* [Work instructions] Repeat, without any change, the entries presented below.

* [Items]
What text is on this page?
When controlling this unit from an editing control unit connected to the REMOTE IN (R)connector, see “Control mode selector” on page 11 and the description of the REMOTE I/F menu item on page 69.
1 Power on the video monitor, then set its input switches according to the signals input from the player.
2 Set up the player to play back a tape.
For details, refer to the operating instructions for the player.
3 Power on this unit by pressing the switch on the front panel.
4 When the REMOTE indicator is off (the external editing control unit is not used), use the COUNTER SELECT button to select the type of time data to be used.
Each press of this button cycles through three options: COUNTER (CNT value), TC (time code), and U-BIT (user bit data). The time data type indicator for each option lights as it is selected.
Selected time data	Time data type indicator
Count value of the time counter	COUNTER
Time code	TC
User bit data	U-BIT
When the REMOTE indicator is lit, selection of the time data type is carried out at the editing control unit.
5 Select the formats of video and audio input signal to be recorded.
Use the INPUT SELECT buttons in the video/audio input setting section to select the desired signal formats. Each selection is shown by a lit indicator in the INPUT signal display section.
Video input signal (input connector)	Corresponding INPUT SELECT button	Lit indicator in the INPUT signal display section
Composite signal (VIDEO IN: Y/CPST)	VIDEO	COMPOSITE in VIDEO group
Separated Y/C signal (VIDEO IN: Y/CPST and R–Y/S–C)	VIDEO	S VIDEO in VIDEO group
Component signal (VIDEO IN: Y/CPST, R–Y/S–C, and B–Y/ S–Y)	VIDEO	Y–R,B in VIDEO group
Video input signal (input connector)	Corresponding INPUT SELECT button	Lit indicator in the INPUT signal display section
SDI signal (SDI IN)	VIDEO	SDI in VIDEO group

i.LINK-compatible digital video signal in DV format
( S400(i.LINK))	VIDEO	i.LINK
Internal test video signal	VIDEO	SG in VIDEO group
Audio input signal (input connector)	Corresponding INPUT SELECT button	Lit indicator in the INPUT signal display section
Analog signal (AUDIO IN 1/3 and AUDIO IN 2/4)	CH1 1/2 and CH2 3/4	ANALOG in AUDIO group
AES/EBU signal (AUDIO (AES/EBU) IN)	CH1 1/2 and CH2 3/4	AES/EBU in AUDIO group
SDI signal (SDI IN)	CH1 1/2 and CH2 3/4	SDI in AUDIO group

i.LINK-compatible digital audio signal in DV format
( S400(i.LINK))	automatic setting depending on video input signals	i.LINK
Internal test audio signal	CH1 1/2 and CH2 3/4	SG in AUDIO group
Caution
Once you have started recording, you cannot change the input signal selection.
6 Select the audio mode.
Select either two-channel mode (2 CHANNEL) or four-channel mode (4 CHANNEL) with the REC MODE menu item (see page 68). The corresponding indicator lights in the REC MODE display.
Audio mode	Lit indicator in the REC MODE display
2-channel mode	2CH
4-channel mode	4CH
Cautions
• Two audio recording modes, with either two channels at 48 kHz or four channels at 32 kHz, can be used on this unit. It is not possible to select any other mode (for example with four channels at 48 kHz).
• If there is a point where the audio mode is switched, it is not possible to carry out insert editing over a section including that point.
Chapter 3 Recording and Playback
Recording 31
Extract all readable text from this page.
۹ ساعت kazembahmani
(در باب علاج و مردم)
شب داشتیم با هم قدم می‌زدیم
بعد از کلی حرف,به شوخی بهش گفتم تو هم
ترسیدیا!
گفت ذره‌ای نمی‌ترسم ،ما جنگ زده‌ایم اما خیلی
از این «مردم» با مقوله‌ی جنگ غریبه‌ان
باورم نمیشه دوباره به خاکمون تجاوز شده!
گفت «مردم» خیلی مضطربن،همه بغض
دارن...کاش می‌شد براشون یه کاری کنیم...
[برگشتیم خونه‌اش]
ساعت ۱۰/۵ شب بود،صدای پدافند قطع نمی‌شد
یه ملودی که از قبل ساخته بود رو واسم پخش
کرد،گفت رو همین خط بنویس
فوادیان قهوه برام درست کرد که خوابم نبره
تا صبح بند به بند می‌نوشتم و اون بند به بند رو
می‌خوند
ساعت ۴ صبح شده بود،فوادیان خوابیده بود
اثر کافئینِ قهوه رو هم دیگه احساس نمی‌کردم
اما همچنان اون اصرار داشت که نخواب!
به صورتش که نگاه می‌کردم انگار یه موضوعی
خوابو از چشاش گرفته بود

* [Task answer]
What text is on this page?
When controlling this unit from an editing control unit connected to the REMOTE IN (R)connector, see “Control mode selector” on page 11 and the description of the REMOTE I/F menu item on page 69.
1 Power on the video monitor, then set its input switches according to the signals input from the player.
2 Set up the player to play back a tape.
For details, refer to the operating instructions for the player.
3 Power on this unit by pressing the switch on the front panel.
4 When the REMOTE indicator is off (the external editing control unit is not used), use the COUNTER SELECT button to select the type of time data to be used.
Each press of this button cycles through three options: COUNTER (CNT value), TC (time code), and U-BIT (user bit data). The time data type indicator for each option lights as it is selected.
Selected time data	Time data type indicator
Count value of the time counter	COUNTER
Time code	TC
User bit data	U-BIT
When the REMOTE indicator is lit, selection of the time data type is carried out at the editing control unit.
5 Select the formats of video and audio input signal to be recorded.
Use the INPUT SELECT buttons in the video/audio input setting section to select the desired signal formats. Each selection is shown by a lit indicator in the INPUT signal display section.
Video input signal (input connector)	Corresponding INPUT SELECT button	Lit indicator in the INPUT signal display section
Composite signal (VIDEO IN: Y/CPST)	VIDEO	COMPOSITE in VIDEO group
Separated Y/C signal (VIDEO IN: Y/CPST and R–Y/S–C)	VIDEO	S VIDEO in VIDEO group
Component signal (VIDEO IN: Y/CPST, R–Y/S–C, and B–Y/ S–Y)	VIDEO	Y–R,B in VIDEO group
Video input signal (input connector)	Corresponding INPUT SELECT button	Lit indicator in the INPUT signal display section
SDI signal (SDI IN)	VIDEO	SDI in VIDEO group

i.LINK-compatible digital video signal in DV format
( S400(i.LINK))	VIDEO	i.LINK
Internal test video signal	VIDEO	SG in VIDEO group
Audio input signal (input connector)	Corresponding INPUT SELECT button	Lit indicator in the INPUT signal display section
Analog signal (AUDIO IN 1/3 and AUDIO IN 2/4)	CH1 1/2 and CH2 3/4	ANALOG in AUDIO group
AES/EBU signal (AUDIO (AES/EBU) IN)	CH1 1/2 and CH2 3/4	AES/EBU in AUDIO group
SDI signal (SDI IN)	CH1 1/2 and CH2 3/4	SDI in AUDIO group

i.LINK-compatible digital audio signal in DV format
( S400(i.LINK))	automatic setting depending on video input signals	i.LINK
Internal test audio signal	CH1 1/2 and CH2 3/4	SG in AUDIO group
Caution
Once you have started recording, you cannot change the input signal selection.
6 Select the audio mode.
Select either two-channel mode (2 CHANNEL) or four-channel mode (4 CHANNEL) with the REC MODE menu item (see page 68). The corresponding indicator lights in the REC MODE display.
Audio mode	Lit indicator in the REC MODE display
2-channel mode	2CH
4-channel mode	4CH
Cautions
• Two audio recording modes, with either two channels at 48 kHz or four channels at 32 kHz, can be used on this unit. It is not possible to select any other mode (for example with four channels at 48 kHz).
• If there is a point where the audio mode is switched, it is not possible to carry out insert editing over a section including that point.
Chapter 3 Recording and Playback
Recording 31
Extract all readable text from this page.
۹ ساعت kazembahmani
(در باب علاج و مردم)
شب داشتیم با هم قدم می‌زدیم
بعد از کلی حرف,به شوخی بهش گفتم تو هم
ترسیدیا!
گفت ذره‌ای نمی‌ترسم ،ما جنگ زده‌ایم اما خیلی
از این «مردم» با مقوله‌ی جنگ غریبه‌ان
باورم نمیشه دوباره به خاکمون تجاوز شده!
گفت «مردم» خیلی مضطربن،همه بغض
دارن...کاش می‌شد براشون یه کاری کنیم...
[برگشتیم خونه‌اش]
ساعت ۱۰/۵ شب بود،صدای پدافند قطع نمی‌شد
یه ملودی که از قبل ساخته بود رو واسم پخش
کرد،گفت رو همین خط بنویس
فوادیان قهوه برام درست کرد که خوابم نبره
تا صبح بند به بند می‌نوشتم و اون بند به بند رو
می‌خوند
ساعت ۴ صبح شده بود،فوادیان خوابیده بود
اثر کافئینِ قهوه رو هم دیگه احساس نمی‌کردم
اما همچنان اون اصرار داشت که نخواب!
به صورتش که نگاه می‌کردم انگار یه موضوعی
خوابو از چشاش گرفته بود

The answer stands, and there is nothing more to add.